[Items from a figure collection]
[Begin]
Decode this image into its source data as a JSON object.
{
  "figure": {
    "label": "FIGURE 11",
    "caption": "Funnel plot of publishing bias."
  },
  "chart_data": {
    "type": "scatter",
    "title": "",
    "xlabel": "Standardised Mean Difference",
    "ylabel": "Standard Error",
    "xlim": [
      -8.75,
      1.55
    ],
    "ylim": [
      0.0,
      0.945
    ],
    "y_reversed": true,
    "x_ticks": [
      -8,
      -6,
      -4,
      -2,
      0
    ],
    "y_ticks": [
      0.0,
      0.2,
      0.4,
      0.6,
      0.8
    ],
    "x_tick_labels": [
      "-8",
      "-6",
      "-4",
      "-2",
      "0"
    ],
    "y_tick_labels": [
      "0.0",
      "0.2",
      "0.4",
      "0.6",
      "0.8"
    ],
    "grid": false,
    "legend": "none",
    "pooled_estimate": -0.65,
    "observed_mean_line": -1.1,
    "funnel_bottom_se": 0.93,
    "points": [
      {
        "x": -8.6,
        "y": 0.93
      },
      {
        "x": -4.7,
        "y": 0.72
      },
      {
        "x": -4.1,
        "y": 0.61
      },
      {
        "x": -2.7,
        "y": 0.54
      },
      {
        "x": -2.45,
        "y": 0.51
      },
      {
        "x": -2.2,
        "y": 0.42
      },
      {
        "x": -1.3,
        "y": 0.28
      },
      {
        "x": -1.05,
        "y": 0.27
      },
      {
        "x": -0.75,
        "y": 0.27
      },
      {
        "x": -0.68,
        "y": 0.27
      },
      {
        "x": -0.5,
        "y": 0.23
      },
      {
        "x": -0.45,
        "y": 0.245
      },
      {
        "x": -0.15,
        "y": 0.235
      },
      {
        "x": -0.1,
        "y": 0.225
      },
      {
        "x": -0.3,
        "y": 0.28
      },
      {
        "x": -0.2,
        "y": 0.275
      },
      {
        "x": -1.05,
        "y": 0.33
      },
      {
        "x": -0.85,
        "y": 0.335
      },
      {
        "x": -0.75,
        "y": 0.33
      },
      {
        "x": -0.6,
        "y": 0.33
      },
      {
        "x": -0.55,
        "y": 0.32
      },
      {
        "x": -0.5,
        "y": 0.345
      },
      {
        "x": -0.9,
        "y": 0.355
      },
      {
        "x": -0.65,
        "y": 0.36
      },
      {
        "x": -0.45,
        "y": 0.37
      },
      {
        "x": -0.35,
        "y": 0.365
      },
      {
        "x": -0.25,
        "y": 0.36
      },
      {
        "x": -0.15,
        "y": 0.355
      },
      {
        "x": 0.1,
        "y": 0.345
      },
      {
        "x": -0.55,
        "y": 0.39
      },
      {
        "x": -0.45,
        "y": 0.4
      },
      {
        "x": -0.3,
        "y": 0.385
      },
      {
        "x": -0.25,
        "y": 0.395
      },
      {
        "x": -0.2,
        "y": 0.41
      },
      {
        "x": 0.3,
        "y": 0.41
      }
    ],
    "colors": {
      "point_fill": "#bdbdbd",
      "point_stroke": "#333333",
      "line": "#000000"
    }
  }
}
[End]
## What you are asked to do
Write every line of the material above again, exactly.

## Complete response
Decode this image into its source data as a JSON object.
{
  "figure": {
    "label": "FIGURE 11",
    "caption": "Funnel plot of publishing bias."
  },
  "chart_data": {
    "type": "scatter",
    "title": "",
    "xlabel": "Standardised Mean Difference",
    "ylabel": "Standard Error",
    "xlim": [
      -8.75,
      1.55
    ],
    "ylim": [
      0.0,
      0.945
    ],
    "y_reversed": true,
    "x_ticks": [
      -8,
      -6,
      -4,
      -2,
      0
    ],
    "y_ticks": [
      0.0,
      0.2,
      0.4,
      0.6,
      0.8
    ],
    "x_tick_labels": [
      "-8",
      "-6",
      "-4",
      "-2",
      "0"
    ],
    "y_tick_labels": [
      "0.0",
      "0.2",
      "0.4",
      "0.6",
      "0.8"
    ],
    "grid": false,
    "legend": "none",
    "pooled_estimate": -0.65,
    "observed_mean_line": -1.1,
    "funnel_bottom_se": 0.93,
    "points": [
      {
        "x": -8.6,
        "y": 0.93
      },
      {
        "x": -4.7,
        "y": 0.72
      },
      {
        "x": -4.1,
        "y": 0.61
      },
      {
        "x": -2.7,
        "y": 0.54
      },
      {
        "x": -2.45,
        "y": 0.51
      },
      {
        "x": -2.2,
        "y": 0.42
      },
      {
        "x": -1.3,
        "y": 0.28
      },
      {
        "x": -1.05,
        "y": 0.27
      },
      {
        "x": -0.75,
        "y": 0.27
      },
      {
        "x": -0.68,
        "y": 0.27
      },
      {
        "x": -0.5,
        "y": 0.23
      },
      {
        "x": -0.45,
        "y": 0.245
      },
      {
        "x": -0.15,
        "y": 0.235
      },
      {
        "x": -0.1,
        "y": 0.225
      },
      {
        "x": -0.3,
        "y": 0.28
      },
      {
        "x": -0.2,
        "y": 0.275
      },
      {
        "x": -1.05,
        "y": 0.33
      },
      {
        "x": -0.85,
        "y": 0.335
      },
      {
        "x": -0.75,
        "y": 0.33
      },
      {
        "x": -0.6,
        "y": 0.33
      },
      {
        "x": -0.55,
        "y": 0.32
      },
      {
        "x": -0.5,
        "y": 0.345
      },
      {
        "x": -0.9,
        "y": 0.355
      },
      {
        "x": -0.65,
        "y": 0.36
      },
      {
        "x": -0.45,
        "y": 0.37
      },
      {
        "x": -0.35,
        "y": 0.365
      },
      {
        "x": -0.25,
        "y": 0.36
      },
      {
        "x": -0.15,
        "y": 0.355
      },
      {
        "x": 0.1,
        "y": 0.345
      },
      {
        "x": -0.55,
        "y": 0.39
      },
      {
        "x": -0.45,
        "y": 0.4
      },
      {
        "x": -0.3,
        "y": 0.385
      },
      {
        "x": -0.25,
        "y": 0.395
      },
      {
        "x": -0.2,
        "y": 0.41
      },
      {
        "x": 0.3,
        "y": 0.41
      }
    ],
    "colors": {
      "point_fill": "#bdbdbd",
      "point_stroke": "#333333",
      "line": "#000000"
    }
  }
}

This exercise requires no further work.